**DO THIS**
Copy each line below in which the string "nmutation" occurs.

--- START OF DATA LISTING ---

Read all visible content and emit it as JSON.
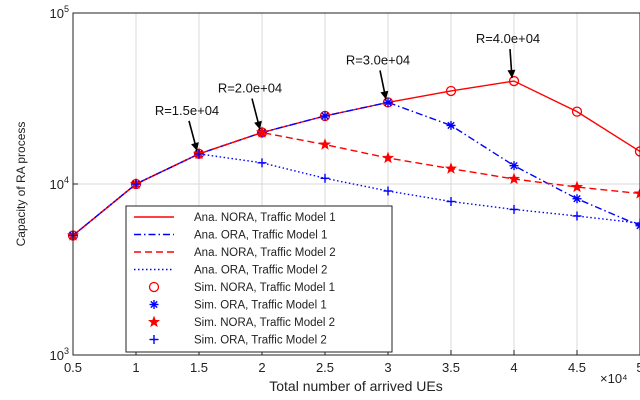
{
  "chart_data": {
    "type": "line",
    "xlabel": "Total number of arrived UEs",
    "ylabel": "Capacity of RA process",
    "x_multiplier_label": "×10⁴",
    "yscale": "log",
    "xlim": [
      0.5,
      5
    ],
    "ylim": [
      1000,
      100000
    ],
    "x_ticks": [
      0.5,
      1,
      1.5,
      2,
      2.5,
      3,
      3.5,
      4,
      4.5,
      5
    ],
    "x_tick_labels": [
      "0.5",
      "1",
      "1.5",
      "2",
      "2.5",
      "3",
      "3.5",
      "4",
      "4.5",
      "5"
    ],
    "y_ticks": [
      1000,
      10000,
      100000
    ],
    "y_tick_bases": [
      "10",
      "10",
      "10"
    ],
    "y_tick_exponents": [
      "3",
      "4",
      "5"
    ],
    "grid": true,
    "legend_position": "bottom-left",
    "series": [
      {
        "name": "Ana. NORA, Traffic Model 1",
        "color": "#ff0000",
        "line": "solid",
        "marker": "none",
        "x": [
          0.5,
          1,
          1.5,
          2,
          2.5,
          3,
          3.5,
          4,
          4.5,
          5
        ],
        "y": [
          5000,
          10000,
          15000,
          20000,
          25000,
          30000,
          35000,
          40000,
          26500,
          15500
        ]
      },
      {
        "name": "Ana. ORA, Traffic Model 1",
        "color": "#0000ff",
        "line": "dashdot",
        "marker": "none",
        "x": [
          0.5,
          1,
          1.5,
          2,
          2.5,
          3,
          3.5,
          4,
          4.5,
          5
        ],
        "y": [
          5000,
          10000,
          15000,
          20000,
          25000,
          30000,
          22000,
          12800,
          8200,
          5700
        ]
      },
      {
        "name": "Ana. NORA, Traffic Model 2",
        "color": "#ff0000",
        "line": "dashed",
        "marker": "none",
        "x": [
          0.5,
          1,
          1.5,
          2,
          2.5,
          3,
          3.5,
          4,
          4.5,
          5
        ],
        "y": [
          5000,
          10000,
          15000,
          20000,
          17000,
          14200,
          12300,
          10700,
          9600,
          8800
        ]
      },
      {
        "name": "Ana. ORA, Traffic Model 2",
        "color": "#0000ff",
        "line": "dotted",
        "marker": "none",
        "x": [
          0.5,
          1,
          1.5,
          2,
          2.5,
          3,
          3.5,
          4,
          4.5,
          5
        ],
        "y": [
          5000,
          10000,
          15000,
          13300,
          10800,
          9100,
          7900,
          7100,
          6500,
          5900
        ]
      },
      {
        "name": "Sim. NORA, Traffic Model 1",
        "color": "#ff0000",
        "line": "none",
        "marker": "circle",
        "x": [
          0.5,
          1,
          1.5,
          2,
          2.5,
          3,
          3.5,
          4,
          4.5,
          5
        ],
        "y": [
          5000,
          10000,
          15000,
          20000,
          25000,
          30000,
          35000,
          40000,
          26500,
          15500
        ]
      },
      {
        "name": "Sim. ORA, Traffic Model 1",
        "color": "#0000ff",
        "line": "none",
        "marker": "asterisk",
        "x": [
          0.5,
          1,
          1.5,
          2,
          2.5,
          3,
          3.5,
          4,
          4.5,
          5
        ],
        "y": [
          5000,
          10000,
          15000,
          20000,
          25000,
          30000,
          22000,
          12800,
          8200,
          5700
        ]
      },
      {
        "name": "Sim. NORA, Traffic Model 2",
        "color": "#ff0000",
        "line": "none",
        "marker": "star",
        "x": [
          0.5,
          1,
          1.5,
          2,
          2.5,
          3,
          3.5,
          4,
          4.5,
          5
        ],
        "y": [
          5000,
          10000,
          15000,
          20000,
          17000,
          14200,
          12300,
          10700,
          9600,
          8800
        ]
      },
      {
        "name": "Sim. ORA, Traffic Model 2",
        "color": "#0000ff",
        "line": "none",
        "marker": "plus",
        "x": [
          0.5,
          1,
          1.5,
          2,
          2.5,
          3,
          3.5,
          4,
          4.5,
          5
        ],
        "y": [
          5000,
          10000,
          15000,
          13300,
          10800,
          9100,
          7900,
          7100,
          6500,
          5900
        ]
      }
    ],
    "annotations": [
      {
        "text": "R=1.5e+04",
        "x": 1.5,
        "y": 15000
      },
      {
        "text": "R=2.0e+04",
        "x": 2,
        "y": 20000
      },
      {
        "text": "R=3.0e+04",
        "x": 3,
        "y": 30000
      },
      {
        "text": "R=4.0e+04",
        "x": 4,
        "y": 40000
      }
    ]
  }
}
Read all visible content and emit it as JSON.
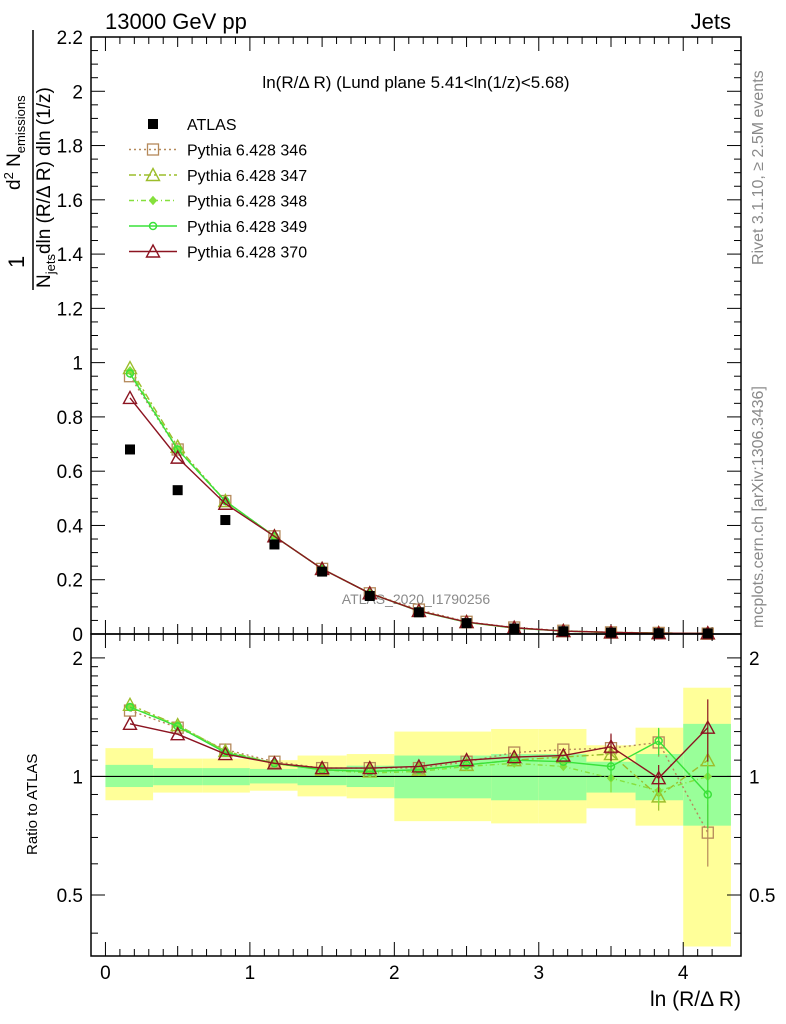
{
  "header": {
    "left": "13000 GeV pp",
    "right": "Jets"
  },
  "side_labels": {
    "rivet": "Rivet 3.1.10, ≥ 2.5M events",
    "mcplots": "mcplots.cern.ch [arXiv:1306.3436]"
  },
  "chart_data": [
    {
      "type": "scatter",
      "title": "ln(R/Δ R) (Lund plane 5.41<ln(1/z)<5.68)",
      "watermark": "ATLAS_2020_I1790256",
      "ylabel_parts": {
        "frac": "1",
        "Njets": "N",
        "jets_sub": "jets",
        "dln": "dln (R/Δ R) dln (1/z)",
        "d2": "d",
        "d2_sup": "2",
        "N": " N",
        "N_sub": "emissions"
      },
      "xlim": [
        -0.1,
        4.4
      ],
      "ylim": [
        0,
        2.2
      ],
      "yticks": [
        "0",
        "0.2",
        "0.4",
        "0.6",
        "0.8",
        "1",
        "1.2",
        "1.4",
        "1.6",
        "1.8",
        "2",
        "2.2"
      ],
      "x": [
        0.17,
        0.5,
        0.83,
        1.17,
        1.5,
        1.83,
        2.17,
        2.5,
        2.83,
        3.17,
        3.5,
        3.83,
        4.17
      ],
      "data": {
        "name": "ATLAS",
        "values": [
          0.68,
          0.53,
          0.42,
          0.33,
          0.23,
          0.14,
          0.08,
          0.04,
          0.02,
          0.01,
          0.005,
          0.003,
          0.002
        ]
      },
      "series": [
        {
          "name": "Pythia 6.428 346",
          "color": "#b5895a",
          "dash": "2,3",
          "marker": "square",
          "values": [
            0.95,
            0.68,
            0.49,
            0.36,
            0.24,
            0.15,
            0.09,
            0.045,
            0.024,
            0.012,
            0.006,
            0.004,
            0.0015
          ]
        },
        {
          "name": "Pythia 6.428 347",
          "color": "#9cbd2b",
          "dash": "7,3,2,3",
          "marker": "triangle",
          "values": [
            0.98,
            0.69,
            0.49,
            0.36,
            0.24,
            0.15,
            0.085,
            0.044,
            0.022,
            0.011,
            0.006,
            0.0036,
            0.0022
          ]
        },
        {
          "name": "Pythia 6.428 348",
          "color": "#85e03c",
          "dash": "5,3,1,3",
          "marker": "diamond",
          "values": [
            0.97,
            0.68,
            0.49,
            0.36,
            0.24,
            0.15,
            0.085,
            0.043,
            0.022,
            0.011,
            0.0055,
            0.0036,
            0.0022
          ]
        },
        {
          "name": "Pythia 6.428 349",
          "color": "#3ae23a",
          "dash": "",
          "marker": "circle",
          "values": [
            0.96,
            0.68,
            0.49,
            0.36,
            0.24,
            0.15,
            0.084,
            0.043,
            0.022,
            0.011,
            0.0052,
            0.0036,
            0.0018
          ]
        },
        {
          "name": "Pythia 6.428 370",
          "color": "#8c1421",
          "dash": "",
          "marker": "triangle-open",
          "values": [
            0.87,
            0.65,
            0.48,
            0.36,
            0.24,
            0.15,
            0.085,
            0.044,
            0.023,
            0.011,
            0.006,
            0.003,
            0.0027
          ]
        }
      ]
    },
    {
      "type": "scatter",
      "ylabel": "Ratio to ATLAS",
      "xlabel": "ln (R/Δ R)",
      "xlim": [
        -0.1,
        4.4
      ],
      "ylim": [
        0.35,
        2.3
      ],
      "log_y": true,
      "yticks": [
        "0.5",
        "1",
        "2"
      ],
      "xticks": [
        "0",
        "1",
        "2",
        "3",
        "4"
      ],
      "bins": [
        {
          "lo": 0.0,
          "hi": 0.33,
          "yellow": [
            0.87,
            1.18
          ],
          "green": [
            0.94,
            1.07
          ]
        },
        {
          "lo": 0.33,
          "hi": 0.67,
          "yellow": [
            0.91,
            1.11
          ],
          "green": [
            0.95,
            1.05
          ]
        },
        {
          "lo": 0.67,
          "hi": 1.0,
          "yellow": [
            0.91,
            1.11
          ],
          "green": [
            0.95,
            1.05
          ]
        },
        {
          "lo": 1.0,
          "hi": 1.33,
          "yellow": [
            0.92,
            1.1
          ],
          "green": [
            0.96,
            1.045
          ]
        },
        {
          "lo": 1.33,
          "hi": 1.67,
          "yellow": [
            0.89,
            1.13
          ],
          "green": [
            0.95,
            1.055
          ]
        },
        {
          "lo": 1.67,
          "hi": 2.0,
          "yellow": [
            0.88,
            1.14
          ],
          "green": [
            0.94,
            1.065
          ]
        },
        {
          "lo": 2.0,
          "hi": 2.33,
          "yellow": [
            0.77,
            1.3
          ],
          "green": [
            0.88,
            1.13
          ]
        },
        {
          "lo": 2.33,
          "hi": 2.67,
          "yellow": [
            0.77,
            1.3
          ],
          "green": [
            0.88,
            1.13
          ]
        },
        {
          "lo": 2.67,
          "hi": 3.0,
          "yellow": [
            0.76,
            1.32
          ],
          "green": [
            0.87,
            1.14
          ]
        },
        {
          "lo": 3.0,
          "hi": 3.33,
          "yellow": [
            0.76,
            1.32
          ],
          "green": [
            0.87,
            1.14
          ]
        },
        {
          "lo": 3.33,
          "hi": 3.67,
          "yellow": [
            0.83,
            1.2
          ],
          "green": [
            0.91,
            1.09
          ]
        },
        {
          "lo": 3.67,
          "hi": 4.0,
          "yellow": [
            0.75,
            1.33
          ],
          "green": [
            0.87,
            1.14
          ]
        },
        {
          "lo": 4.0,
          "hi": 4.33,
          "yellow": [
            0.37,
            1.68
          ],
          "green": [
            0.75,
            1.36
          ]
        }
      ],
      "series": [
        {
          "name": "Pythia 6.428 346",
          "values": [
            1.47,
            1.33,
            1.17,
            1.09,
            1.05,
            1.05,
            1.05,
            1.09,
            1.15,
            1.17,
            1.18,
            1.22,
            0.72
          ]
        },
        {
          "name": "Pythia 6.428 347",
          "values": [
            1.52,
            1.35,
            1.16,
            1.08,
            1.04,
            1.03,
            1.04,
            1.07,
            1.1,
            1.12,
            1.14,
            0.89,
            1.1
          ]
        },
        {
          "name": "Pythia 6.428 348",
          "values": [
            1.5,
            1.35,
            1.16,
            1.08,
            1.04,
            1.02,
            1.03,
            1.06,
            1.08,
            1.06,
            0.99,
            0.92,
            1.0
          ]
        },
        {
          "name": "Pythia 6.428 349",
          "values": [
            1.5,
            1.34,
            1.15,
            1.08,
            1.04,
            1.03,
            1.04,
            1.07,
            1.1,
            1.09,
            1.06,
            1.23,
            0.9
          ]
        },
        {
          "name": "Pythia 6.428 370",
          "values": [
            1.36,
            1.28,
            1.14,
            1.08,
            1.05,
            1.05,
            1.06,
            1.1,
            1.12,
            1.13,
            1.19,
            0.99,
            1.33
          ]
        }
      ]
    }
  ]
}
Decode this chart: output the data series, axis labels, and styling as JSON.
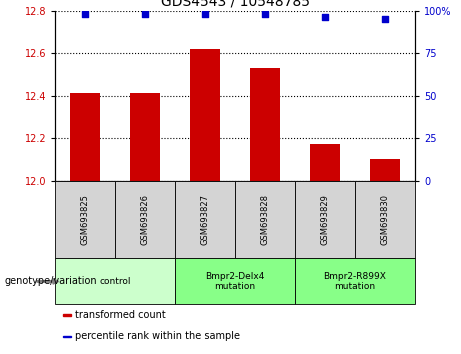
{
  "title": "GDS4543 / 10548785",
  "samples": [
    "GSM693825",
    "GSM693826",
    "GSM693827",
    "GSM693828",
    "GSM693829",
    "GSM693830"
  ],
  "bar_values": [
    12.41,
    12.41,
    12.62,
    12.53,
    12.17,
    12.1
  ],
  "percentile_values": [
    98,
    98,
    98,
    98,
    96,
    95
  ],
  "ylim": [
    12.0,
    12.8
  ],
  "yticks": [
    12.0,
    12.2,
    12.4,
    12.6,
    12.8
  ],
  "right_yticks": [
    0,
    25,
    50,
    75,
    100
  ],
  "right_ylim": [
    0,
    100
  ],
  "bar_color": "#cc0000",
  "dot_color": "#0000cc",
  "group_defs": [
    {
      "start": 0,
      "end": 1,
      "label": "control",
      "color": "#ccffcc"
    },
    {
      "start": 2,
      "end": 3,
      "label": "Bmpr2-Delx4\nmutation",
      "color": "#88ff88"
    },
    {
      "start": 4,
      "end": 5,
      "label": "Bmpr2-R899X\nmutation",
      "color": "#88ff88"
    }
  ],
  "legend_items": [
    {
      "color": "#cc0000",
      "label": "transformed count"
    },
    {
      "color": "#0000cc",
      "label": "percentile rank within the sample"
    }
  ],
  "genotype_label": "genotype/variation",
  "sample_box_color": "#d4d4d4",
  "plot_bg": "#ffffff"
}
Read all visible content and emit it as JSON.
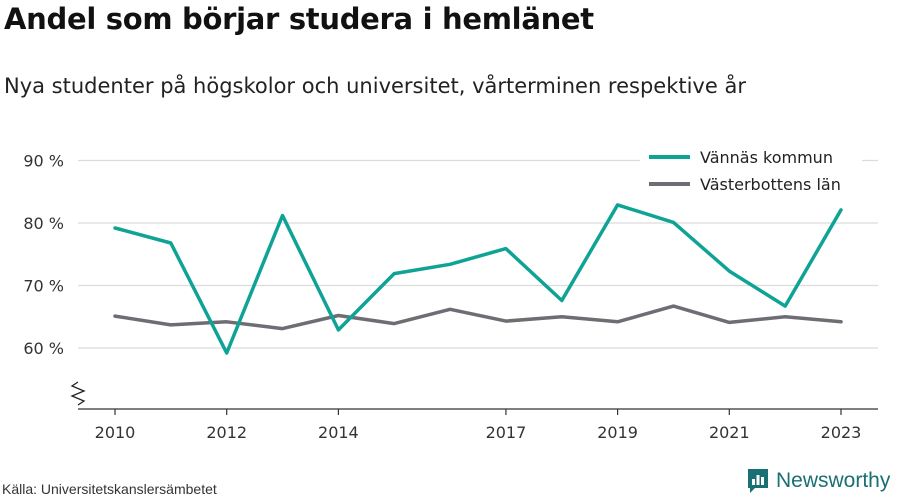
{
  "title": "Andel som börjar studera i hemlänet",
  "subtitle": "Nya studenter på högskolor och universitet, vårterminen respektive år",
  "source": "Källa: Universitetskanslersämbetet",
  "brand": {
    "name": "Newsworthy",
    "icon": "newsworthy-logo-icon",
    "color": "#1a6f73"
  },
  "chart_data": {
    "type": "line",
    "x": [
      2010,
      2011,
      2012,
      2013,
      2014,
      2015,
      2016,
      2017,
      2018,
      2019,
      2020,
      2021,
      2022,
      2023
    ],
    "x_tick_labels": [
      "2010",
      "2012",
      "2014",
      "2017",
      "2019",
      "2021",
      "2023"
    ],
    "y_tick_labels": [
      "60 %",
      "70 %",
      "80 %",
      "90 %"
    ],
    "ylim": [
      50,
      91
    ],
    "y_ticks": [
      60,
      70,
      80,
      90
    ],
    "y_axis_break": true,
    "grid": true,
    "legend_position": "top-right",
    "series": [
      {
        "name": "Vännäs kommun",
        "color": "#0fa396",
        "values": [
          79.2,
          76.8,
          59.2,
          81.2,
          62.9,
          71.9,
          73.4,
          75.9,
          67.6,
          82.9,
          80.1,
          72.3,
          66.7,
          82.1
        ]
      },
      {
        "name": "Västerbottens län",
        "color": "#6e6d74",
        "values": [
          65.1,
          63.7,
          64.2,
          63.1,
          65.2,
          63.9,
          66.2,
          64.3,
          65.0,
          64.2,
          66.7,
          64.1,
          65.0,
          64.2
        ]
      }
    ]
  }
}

--- END OF DATA LISTING ---

**FINAL RESULT**
      "label": "Bmpr2-Delx4\nmutation",
      "label": "Bmpr2-R899X\nmutation",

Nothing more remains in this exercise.